◆ Problem: Your task is to reproduce the entries below word for word.
* start *
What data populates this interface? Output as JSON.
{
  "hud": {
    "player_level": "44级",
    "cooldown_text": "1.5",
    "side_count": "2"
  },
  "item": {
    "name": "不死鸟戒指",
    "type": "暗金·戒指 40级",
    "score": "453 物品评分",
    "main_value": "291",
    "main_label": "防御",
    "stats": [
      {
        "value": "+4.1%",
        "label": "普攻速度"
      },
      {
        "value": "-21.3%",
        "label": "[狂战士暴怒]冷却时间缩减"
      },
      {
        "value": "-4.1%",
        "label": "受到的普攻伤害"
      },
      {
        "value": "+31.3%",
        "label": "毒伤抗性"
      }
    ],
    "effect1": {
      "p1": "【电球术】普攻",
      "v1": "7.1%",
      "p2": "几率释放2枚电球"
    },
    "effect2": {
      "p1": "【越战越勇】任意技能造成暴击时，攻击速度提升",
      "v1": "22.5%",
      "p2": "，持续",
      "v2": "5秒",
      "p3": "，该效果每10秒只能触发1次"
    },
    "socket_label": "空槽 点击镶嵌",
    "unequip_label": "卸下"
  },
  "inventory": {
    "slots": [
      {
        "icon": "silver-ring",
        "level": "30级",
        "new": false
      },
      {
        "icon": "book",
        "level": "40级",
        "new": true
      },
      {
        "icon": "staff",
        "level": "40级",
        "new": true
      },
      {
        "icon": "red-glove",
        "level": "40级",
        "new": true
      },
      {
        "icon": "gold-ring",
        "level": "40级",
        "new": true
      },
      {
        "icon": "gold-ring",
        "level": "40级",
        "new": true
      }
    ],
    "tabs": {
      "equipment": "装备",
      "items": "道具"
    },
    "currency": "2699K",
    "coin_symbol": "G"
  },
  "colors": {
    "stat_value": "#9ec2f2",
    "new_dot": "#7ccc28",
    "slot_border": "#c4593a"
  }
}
* end *
◆ Output for this exercise:
What data populates this interface? Output as JSON.
{
  "hud": {
    "player_level": "44级",
    "cooldown_text": "1.5",
    "side_count": "2"
  },
  "item": {
    "name": "不死鸟戒指",
    "type": "暗金·戒指 40级",
    "score": "453 物品评分",
    "main_value": "291",
    "main_label": "防御",
    "stats": [
      {
        "value": "+4.1%",
        "label": "普攻速度"
      },
      {
        "value": "-21.3%",
        "label": "[狂战士暴怒]冷却时间缩减"
      },
      {
        "value": "-4.1%",
        "label": "受到的普攻伤害"
      },
      {
        "value": "+31.3%",
        "label": "毒伤抗性"
      }
    ],
    "effect1": {
      "p1": "【电球术】普攻",
      "v1": "7.1%",
      "p2": "几率释放2枚电球"
    },
    "effect2": {
      "p1": "【越战越勇】任意技能造成暴击时，攻击速度提升",
      "v1": "22.5%",
      "p2": "，持续",
      "v2": "5秒",
      "p3": "，该效果每10秒只能触发1次"
    },
    "socket_label": "空槽 点击镶嵌",
    "unequip_label": "卸下"
  },
  "inventory": {
    "slots": [
      {
        "icon": "silver-ring",
        "level": "30级",
        "new": false
      },
      {
        "icon": "book",
        "level": "40级",
        "new": true
      },
      {
        "icon": "staff",
        "level": "40级",
        "new": true
      },
      {
        "icon": "red-glove",
        "level": "40级",
        "new": true
      },
      {
        "icon": "gold-ring",
        "level": "40级",
        "new": true
      },
      {
        "icon": "gold-ring",
        "level": "40级",
        "new": true
      }
    ],
    "tabs": {
      "equipment": "装备",
      "items": "道具"
    },
    "currency": "2699K",
    "coin_symbol": "G"
  },
  "colors": {
    "stat_value": "#9ec2f2",
    "new_dot": "#7ccc28",
    "slot_border": "#c4593a"
  }
}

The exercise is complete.